◆ RECORDS FOR THIS TASK ◆
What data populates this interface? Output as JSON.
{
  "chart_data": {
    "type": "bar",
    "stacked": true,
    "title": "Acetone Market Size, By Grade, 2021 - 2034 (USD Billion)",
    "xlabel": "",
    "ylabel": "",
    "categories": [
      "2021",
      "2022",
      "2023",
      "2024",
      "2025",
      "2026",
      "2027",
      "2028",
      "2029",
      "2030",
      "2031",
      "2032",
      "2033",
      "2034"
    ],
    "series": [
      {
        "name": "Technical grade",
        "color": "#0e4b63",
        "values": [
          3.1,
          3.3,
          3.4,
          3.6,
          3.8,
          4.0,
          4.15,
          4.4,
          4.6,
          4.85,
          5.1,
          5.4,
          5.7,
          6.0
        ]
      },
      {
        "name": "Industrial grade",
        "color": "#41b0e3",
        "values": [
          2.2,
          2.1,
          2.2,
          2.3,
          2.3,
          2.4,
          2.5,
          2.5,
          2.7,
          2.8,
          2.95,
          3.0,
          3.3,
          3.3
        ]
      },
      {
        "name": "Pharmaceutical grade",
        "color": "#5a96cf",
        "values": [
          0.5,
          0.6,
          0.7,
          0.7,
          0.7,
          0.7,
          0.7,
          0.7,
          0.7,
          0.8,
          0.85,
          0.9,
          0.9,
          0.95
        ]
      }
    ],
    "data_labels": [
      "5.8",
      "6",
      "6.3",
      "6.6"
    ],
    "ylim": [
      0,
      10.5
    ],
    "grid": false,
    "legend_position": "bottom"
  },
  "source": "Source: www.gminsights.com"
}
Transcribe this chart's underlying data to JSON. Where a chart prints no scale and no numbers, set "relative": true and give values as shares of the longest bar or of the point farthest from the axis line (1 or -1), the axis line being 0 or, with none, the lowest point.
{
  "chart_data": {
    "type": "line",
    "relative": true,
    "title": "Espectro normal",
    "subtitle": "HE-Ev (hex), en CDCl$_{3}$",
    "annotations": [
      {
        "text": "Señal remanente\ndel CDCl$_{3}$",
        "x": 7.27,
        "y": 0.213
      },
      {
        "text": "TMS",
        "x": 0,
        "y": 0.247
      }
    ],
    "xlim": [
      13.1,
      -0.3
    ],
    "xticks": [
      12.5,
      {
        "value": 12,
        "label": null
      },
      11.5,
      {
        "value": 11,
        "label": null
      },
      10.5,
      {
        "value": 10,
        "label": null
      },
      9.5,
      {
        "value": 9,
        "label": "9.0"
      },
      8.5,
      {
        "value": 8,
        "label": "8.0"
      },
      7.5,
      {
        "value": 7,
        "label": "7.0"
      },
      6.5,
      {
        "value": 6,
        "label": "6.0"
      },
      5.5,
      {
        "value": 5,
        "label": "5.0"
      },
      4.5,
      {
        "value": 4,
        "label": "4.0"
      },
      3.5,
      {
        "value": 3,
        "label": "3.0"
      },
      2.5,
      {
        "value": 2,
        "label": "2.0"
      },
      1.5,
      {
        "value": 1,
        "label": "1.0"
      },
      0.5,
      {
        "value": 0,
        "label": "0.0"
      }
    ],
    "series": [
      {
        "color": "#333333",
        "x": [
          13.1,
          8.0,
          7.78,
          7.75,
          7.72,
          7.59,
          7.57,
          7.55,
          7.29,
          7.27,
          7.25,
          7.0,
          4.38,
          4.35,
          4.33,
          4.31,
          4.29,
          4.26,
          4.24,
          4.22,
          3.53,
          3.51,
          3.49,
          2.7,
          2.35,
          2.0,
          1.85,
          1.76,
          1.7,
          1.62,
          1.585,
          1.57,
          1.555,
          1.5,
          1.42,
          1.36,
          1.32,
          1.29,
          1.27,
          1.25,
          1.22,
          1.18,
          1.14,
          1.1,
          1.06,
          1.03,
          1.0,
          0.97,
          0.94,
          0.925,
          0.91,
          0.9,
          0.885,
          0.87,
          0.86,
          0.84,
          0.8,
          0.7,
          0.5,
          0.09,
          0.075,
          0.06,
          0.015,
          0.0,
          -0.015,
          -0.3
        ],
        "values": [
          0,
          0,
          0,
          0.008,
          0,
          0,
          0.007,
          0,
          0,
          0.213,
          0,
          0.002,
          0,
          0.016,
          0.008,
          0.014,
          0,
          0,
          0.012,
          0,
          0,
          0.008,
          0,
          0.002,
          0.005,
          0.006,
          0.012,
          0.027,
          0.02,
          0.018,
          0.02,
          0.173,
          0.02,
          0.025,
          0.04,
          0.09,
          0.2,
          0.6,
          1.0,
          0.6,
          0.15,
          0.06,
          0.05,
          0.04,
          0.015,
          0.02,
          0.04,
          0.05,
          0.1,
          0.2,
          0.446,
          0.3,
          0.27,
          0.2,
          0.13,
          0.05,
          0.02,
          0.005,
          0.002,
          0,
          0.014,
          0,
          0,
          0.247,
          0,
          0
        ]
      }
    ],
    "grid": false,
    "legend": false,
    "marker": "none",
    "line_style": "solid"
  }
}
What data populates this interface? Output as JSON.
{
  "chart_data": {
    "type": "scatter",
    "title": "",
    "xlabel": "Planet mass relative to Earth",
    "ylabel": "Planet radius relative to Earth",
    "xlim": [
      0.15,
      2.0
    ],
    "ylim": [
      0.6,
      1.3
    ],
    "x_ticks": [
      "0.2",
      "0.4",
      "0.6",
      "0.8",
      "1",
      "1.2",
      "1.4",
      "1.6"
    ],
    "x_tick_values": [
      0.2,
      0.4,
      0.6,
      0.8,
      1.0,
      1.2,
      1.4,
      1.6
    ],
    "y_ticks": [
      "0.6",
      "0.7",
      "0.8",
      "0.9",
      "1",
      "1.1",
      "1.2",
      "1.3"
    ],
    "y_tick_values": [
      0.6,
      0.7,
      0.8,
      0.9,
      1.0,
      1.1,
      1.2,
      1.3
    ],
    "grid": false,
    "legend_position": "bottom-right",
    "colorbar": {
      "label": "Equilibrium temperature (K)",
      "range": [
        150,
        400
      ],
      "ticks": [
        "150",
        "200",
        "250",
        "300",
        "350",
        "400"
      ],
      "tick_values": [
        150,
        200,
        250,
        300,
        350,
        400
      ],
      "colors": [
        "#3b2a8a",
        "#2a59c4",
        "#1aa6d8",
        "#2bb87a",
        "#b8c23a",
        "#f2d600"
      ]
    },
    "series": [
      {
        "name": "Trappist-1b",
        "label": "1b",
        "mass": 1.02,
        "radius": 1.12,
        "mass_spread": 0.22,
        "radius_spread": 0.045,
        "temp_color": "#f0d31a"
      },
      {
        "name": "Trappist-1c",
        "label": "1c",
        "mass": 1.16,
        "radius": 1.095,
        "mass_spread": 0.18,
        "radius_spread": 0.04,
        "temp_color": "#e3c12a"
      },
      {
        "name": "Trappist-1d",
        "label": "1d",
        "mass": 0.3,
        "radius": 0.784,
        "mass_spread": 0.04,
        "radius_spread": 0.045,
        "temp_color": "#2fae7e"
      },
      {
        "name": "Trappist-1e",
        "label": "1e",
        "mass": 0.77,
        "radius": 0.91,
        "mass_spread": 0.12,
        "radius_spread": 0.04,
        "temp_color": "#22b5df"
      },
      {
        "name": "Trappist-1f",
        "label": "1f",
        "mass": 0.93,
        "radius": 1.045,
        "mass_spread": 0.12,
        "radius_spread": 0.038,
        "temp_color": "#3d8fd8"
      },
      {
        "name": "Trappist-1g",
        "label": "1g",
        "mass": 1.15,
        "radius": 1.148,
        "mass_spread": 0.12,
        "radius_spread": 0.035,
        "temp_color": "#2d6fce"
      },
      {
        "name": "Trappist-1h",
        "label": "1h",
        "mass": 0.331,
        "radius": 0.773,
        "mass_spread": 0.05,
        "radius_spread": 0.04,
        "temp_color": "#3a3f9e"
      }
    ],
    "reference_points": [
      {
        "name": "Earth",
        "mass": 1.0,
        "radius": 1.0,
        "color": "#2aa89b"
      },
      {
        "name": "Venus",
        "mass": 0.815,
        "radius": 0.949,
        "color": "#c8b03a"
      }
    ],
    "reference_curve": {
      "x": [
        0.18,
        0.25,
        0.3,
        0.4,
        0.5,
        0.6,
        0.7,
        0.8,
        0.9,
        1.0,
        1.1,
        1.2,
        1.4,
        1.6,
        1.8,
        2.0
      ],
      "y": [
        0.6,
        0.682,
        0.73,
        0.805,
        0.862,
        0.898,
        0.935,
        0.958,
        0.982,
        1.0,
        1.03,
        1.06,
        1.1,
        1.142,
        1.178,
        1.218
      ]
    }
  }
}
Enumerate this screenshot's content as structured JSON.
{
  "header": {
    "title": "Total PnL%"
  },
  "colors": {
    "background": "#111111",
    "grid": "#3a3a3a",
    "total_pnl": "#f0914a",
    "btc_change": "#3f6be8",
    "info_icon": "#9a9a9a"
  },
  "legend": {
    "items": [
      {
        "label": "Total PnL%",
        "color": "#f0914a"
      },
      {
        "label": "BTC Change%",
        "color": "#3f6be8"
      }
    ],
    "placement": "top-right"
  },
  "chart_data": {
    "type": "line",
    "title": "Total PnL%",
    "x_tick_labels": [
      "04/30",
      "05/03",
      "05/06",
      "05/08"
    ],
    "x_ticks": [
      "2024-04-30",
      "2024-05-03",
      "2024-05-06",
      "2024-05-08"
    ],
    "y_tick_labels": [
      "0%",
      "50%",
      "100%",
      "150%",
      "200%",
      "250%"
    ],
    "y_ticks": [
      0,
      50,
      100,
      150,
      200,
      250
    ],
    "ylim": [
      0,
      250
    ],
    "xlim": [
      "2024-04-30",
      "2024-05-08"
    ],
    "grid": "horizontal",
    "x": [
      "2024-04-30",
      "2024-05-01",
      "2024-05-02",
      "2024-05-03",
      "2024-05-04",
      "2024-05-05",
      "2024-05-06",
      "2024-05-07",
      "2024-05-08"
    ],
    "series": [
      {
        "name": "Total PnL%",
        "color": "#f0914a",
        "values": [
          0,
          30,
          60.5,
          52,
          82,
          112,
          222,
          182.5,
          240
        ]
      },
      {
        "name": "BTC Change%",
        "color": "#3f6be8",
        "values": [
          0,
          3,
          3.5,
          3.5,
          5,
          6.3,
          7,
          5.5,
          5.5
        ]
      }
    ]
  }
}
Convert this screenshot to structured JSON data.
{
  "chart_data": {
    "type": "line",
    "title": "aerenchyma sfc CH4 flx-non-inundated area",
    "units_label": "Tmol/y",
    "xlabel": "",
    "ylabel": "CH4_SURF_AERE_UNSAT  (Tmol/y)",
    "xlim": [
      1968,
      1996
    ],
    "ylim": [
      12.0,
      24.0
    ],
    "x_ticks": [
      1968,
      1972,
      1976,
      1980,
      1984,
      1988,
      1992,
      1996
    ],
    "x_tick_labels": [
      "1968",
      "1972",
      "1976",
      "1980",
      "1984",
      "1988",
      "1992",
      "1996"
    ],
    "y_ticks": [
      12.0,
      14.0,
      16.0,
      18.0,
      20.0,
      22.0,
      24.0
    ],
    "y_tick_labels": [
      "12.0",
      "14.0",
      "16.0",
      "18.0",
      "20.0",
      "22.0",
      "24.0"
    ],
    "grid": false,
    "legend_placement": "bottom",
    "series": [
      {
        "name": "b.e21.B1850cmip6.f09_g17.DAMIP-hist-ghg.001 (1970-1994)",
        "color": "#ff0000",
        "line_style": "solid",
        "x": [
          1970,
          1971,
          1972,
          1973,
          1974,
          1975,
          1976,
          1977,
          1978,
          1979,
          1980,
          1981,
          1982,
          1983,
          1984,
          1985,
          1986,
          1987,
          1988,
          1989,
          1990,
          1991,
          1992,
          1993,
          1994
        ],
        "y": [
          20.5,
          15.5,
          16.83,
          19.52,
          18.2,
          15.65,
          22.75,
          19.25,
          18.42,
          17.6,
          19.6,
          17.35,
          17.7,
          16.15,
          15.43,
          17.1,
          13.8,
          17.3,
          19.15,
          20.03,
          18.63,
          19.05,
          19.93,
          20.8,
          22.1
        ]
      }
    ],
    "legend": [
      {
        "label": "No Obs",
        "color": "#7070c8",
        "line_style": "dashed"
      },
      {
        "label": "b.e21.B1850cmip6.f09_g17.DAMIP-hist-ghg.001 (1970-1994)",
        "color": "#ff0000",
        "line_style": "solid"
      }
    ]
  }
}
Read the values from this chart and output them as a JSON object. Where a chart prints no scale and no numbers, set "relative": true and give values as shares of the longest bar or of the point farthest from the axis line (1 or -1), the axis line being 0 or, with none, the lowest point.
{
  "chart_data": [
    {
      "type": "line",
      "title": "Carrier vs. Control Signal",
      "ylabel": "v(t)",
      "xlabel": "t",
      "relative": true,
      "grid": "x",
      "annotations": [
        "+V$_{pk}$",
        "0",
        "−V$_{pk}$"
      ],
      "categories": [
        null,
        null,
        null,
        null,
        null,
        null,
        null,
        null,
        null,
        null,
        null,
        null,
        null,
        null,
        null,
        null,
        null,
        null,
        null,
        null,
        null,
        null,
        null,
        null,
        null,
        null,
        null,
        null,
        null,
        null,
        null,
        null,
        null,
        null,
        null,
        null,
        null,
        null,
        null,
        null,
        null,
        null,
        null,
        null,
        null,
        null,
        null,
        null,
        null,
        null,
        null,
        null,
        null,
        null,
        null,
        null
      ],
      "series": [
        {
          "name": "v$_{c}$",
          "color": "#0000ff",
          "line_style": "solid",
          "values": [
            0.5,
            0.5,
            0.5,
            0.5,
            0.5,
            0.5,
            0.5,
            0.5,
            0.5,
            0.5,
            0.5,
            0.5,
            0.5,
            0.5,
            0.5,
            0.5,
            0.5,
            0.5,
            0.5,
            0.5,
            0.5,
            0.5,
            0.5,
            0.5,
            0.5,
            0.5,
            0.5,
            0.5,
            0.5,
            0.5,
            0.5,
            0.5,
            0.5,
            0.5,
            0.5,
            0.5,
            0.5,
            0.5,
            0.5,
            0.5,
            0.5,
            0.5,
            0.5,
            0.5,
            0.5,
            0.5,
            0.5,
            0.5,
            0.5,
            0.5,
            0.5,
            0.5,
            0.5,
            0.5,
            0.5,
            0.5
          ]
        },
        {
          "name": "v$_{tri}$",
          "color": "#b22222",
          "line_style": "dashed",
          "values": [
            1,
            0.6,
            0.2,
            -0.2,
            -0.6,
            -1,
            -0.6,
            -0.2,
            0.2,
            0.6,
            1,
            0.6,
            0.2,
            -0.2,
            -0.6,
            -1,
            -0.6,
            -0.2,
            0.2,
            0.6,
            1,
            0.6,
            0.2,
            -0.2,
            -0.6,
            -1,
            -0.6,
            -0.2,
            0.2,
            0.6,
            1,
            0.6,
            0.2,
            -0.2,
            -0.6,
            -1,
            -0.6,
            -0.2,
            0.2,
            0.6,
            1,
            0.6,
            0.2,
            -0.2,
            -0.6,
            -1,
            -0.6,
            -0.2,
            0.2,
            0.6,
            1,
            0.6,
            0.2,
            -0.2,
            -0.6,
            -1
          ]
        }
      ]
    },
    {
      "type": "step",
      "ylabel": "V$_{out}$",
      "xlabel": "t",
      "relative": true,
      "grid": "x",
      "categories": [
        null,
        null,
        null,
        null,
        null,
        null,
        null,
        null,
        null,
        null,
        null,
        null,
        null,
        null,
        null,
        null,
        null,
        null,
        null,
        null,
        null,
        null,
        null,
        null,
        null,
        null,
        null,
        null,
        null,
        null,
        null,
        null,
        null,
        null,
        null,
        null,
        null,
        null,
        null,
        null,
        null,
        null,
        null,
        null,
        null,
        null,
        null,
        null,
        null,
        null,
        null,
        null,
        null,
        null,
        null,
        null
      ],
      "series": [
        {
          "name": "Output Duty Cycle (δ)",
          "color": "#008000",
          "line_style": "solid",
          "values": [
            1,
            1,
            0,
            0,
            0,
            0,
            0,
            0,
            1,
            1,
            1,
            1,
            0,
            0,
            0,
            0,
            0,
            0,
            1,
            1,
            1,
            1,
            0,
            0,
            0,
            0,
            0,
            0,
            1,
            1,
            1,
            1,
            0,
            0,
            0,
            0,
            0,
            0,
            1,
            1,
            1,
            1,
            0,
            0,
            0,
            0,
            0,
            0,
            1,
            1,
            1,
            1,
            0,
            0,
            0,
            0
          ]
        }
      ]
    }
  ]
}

◆ TASK INSTRUCTIONS ◆
In the records above, collect each line with "Tmol".

◆ SOLUTION FOR THIS EXERCISE ◆
    "units_label": "Tmol/y",
    "ylabel": "CH4_SURF_AERE_UNSAT  (Tmol/y)",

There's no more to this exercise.